(Excerpt from a dataset)
---

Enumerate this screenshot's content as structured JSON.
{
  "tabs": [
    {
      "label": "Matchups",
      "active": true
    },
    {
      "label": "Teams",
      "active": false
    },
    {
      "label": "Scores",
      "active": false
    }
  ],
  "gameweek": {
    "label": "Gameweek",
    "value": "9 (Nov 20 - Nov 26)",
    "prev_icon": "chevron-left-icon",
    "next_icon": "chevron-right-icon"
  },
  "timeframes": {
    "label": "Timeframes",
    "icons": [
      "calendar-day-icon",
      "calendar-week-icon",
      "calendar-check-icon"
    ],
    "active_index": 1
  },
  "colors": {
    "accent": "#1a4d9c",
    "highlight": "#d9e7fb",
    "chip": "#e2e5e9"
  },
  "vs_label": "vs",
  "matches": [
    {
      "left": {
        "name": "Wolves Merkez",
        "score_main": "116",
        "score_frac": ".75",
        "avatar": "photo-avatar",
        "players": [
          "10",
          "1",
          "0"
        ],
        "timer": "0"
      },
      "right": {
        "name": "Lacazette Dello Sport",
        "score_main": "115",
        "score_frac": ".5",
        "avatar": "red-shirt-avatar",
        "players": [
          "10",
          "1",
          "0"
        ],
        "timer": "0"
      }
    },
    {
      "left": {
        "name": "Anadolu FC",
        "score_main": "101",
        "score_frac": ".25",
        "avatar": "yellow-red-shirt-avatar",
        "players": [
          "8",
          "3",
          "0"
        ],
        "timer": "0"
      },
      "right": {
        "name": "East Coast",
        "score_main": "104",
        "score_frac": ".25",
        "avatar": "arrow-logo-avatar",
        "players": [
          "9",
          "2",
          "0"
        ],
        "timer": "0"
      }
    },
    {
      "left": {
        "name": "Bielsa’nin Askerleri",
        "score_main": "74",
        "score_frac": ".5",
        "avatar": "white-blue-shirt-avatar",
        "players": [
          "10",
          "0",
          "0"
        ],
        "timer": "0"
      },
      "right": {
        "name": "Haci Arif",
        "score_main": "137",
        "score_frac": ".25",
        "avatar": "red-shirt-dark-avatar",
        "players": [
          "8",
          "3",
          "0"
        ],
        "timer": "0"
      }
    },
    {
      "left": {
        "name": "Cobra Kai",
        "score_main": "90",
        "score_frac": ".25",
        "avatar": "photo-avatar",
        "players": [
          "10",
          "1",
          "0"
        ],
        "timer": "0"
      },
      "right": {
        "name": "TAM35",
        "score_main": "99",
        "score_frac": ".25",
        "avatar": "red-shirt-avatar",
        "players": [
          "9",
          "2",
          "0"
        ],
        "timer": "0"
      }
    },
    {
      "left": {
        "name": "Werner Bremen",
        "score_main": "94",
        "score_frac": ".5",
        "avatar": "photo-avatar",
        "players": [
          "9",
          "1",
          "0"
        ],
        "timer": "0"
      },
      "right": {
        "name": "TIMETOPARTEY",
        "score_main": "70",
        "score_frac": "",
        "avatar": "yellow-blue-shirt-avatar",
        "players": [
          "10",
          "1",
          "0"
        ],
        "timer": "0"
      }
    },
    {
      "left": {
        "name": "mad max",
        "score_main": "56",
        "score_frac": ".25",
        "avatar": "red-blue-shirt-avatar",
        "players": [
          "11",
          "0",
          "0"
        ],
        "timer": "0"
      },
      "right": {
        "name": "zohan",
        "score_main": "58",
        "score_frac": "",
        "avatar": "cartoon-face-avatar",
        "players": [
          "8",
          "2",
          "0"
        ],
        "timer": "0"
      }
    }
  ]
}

---

### Stated task
From the entries above, list each line with "yellow" in it.

### Task solution
        "avatar": "yellow-red-shirt-avatar",
        "avatar": "yellow-blue-shirt-avatar",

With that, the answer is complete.